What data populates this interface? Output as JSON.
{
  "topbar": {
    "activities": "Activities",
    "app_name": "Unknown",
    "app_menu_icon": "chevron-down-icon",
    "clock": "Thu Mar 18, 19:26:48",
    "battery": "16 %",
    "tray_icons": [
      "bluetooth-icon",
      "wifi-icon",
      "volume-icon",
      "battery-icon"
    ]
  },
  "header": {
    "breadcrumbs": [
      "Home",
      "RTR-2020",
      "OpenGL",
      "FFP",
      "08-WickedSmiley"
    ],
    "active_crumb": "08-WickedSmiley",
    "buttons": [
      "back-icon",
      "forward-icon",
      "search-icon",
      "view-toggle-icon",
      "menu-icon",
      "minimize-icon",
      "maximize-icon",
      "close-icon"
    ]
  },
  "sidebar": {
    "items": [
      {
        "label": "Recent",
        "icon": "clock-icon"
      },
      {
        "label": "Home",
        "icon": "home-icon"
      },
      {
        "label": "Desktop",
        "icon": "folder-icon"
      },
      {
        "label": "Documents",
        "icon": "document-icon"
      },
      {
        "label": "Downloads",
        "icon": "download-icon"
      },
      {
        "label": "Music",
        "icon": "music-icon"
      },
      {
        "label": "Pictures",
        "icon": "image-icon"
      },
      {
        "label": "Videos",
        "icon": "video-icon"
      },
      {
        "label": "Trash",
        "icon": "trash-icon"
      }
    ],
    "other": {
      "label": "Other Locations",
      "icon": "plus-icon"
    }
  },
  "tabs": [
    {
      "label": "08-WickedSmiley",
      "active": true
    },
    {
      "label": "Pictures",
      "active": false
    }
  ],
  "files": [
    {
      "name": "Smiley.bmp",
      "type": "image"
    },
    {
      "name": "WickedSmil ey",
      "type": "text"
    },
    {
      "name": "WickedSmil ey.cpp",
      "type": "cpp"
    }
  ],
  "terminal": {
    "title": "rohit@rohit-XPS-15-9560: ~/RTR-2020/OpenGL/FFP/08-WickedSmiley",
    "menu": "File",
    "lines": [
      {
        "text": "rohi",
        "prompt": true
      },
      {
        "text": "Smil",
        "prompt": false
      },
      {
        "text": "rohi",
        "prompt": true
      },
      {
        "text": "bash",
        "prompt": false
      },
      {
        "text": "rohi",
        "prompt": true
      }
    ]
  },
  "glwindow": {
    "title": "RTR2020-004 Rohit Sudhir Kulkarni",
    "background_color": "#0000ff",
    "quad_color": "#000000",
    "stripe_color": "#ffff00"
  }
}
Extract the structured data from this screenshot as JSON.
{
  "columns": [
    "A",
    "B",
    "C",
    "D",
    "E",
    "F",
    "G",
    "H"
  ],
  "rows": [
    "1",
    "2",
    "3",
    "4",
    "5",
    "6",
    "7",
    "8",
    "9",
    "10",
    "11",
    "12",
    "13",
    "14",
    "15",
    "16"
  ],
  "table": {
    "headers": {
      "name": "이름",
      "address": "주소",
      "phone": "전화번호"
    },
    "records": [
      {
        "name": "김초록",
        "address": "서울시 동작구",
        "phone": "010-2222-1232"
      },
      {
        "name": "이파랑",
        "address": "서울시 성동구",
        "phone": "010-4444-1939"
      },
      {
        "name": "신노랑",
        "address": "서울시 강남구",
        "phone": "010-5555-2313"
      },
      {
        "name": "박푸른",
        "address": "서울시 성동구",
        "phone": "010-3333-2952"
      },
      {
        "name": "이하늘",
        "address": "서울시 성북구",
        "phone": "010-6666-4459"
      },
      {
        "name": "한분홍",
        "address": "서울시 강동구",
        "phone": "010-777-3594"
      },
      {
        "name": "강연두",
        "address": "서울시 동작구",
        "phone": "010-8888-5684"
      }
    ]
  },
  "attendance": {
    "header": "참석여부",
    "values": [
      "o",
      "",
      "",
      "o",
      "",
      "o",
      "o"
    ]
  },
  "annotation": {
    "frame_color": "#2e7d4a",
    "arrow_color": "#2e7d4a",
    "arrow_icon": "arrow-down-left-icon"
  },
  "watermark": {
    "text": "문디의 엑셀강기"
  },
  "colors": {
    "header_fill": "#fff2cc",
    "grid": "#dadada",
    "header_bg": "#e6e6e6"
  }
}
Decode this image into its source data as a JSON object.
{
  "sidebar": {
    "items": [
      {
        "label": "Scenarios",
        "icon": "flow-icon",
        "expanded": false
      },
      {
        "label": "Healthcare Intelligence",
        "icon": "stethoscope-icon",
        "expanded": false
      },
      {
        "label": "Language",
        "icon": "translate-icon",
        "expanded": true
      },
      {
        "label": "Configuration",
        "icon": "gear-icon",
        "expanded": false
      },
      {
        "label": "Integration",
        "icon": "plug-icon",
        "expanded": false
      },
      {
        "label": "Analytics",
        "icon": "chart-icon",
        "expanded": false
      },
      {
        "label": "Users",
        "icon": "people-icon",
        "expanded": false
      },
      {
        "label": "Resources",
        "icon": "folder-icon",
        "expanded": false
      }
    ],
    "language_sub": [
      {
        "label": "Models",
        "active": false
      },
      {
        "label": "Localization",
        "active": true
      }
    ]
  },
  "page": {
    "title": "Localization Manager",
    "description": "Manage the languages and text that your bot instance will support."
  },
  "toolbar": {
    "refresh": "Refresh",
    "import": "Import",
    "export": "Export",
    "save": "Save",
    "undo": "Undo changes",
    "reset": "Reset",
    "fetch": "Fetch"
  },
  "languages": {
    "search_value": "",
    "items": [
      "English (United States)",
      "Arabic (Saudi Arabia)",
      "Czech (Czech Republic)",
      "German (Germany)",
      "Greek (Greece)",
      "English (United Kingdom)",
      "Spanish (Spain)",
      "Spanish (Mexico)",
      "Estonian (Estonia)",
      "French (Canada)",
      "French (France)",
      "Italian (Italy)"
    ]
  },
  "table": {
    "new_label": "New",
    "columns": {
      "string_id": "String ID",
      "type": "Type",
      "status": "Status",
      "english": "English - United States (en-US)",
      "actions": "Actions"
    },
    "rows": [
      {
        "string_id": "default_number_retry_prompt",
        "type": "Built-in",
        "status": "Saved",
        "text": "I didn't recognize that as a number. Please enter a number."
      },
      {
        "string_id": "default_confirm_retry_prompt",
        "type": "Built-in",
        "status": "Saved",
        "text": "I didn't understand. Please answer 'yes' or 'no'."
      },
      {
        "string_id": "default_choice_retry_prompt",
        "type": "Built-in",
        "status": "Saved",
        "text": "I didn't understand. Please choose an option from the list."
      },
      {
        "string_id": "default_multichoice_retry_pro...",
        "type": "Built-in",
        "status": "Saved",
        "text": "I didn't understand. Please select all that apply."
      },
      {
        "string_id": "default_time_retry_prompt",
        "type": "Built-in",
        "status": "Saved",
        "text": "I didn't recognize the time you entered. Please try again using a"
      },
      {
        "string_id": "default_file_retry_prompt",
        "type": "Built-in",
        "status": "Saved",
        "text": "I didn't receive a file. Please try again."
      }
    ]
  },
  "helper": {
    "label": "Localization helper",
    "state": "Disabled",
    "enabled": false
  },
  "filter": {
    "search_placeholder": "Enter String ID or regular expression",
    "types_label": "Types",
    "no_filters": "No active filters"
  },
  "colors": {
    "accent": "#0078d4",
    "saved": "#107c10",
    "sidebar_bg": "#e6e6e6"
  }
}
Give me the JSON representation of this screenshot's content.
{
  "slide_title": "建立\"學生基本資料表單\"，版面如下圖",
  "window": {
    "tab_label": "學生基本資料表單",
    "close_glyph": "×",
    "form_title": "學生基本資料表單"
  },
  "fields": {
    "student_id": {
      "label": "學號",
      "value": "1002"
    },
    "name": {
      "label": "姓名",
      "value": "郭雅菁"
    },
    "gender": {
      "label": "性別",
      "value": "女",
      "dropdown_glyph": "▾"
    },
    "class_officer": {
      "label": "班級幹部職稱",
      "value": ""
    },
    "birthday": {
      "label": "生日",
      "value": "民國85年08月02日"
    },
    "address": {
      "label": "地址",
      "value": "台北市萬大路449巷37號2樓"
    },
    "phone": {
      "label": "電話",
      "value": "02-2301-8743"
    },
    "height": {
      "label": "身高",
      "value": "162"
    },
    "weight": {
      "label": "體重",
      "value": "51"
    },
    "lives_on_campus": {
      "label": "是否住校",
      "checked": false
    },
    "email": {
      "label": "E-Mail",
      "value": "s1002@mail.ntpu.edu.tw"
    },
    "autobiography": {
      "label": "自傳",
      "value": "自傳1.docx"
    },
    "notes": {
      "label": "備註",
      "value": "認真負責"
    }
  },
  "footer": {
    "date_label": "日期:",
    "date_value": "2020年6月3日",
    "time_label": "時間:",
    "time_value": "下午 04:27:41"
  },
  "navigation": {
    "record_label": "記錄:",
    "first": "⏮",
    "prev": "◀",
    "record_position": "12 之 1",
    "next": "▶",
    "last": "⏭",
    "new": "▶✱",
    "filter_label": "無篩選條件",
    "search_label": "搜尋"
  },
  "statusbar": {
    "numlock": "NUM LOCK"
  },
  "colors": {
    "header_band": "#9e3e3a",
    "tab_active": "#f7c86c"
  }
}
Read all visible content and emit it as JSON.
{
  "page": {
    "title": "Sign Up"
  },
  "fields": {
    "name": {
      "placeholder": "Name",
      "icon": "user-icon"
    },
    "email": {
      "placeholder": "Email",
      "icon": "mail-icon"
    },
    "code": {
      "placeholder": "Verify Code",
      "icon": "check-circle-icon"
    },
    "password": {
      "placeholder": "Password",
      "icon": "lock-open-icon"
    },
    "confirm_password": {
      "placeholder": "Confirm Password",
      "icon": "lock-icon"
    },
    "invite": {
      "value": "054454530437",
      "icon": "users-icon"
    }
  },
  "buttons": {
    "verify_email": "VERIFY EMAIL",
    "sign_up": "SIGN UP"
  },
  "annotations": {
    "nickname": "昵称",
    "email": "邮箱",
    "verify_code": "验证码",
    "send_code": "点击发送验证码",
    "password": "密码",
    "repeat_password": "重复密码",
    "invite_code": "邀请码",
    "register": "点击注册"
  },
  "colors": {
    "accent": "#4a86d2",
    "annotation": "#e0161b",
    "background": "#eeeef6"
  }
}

* **The problem**
Say how many lines contain "screenshot", and give nothing but that number.

* **Result of the exercise**
2